:: Information supplied

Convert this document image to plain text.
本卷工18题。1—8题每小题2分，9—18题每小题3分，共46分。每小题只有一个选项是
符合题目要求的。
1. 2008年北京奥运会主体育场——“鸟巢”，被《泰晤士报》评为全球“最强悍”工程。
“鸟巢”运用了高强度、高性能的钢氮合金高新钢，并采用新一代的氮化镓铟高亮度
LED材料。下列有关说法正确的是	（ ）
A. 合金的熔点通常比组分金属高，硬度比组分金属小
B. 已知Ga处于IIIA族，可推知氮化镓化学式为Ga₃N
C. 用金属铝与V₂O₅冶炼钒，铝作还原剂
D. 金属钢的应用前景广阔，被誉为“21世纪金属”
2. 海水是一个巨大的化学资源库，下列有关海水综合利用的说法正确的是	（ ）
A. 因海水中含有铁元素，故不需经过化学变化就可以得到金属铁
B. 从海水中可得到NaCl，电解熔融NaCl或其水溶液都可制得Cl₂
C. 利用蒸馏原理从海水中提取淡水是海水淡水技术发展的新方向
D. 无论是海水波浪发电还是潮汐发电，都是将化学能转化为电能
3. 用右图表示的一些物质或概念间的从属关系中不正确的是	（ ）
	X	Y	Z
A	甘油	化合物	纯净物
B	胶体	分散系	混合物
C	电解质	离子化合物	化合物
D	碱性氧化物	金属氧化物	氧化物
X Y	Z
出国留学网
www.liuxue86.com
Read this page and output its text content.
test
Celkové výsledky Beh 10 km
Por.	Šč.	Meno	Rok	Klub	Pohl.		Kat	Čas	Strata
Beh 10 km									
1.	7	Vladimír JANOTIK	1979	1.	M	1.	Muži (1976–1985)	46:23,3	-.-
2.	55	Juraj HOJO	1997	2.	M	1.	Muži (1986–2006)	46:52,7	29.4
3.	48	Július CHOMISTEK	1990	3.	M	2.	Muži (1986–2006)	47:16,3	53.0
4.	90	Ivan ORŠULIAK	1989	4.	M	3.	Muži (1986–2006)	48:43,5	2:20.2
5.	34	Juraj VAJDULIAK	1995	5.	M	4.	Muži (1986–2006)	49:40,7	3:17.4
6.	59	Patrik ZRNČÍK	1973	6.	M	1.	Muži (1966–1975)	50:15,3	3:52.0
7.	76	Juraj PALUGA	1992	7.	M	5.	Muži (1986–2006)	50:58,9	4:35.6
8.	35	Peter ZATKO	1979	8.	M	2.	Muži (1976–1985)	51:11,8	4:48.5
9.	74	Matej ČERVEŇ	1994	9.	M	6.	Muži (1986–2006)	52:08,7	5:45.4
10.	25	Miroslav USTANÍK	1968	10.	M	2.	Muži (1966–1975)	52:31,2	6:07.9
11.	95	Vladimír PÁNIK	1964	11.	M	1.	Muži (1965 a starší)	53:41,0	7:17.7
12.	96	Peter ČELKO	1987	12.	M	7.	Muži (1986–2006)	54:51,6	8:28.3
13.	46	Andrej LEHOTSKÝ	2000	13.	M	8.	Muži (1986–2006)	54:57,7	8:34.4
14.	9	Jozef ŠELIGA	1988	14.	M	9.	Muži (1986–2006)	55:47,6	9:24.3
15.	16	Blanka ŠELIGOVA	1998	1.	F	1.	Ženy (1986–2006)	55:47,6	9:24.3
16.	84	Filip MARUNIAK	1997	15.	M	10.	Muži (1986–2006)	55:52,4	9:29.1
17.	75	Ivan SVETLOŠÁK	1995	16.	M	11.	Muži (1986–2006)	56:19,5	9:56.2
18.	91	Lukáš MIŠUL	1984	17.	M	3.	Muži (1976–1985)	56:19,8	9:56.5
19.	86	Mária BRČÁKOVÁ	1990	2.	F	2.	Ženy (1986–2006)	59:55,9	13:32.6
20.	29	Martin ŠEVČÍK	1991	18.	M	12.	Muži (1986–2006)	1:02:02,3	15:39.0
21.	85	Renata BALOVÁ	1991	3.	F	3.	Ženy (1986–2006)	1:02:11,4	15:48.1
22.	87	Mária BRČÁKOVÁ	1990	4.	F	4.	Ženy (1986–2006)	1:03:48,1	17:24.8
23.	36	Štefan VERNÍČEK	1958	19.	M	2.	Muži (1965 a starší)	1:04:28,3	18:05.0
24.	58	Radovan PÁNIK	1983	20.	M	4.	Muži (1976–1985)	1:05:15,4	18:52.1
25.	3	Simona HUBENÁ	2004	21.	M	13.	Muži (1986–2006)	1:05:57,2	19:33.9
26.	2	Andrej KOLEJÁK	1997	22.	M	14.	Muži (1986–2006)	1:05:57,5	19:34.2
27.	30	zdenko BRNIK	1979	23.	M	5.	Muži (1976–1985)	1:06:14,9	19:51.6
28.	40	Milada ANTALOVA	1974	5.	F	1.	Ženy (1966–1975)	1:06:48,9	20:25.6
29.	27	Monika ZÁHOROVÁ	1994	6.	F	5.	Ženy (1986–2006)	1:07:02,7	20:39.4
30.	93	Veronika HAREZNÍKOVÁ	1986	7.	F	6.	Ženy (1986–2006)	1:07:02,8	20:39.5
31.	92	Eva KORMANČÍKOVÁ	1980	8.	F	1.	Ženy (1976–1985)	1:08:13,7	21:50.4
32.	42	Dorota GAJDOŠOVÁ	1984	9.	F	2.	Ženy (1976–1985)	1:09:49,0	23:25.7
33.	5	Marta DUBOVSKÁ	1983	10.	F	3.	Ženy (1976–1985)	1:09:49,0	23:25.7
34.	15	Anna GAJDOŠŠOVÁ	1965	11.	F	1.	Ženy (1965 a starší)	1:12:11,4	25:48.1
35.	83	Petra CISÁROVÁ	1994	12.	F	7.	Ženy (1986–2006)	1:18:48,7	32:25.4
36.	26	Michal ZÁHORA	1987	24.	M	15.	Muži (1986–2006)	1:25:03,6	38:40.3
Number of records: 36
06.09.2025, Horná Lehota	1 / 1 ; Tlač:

::::

### Short exercise:
Determine how many lines include the string "BRČÁKOVÁ". Give no answer but the number.

### Answer:
2